### TASK OBJECTIVE
Leave out the pictures and repeat the data exactly.

### MATERIALS PROVIDED
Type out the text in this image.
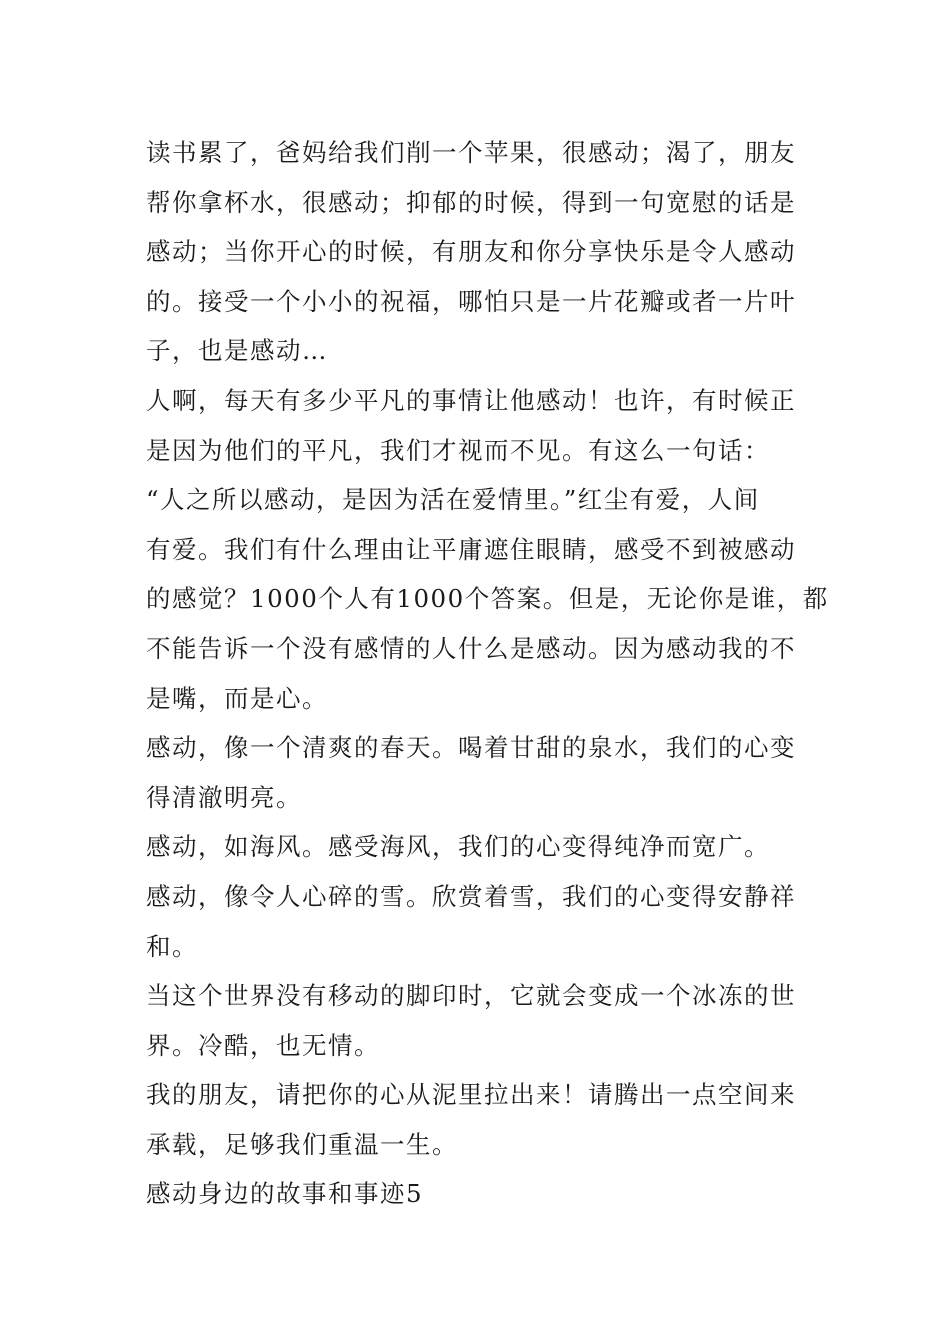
读书累了，爸妈给我们削一个苹果，很感动；渴了，朋友
帮你拿杯水，很感动；抑郁的时候，得到一句宽慰的话是
感动；当你开心的时候，有朋友和你分享快乐是令人感动
的。接受一个小小的祝福，哪怕只是一片花瓣或者一片叶
子，也是感动…
人啊，每天有多少平凡的事情让他感动！也许，有时候正
是因为他们的平凡，我们才视而不见。有这么一句话：
“人之所以感动，是因为活在爱情里。”红尘有爱，人间
有爱。我们有什么理由让平庸遮住眼睛，感受不到被感动
的感觉？1000个人有1000个答案。但是，无论你是谁，都
不能告诉一个没有感情的人什么是感动。因为感动我的不
是嘴，而是心。
感动，像一个清爽的春天。喝着甘甜的泉水，我们的心变
得清澈明亮。
感动，如海风。感受海风，我们的心变得纯净而宽广。
感动，像令人心碎的雪。欣赏着雪，我们的心变得安静祥
和。
当这个世界没有移动的脚印时，它就会变成一个冰冻的世
界。冷酷，也无情。
我的朋友，请把你的心从泥里拉出来！请腾出一点空间来
承载，足够我们重温一生。
感动身边的故事和事迹5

### THE SOLUTION
Type out the text in this image.
读书累了，爸妈给我们削一个苹果，很感动；渴了，朋友
帮你拿杯水，很感动；抑郁的时候，得到一句宽慰的话是
感动；当你开心的时候，有朋友和你分享快乐是令人感动
的。接受一个小小的祝福，哪怕只是一片花瓣或者一片叶
子，也是感动…
人啊，每天有多少平凡的事情让他感动！也许，有时候正
是因为他们的平凡，我们才视而不见。有这么一句话：
“人之所以感动，是因为活在爱情里。”红尘有爱，人间
有爱。我们有什么理由让平庸遮住眼睛，感受不到被感动
的感觉？1000个人有1000个答案。但是，无论你是谁，都
不能告诉一个没有感情的人什么是感动。因为感动我的不
是嘴，而是心。
感动，像一个清爽的春天。喝着甘甜的泉水，我们的心变
得清澈明亮。
感动，如海风。感受海风，我们的心变得纯净而宽广。
感动，像令人心碎的雪。欣赏着雪，我们的心变得安静祥
和。
当这个世界没有移动的脚印时，它就会变成一个冰冻的世
界。冷酷，也无情。
我的朋友，请把你的心从泥里拉出来！请腾出一点空间来
承载，足够我们重温一生。
感动身边的故事和事迹5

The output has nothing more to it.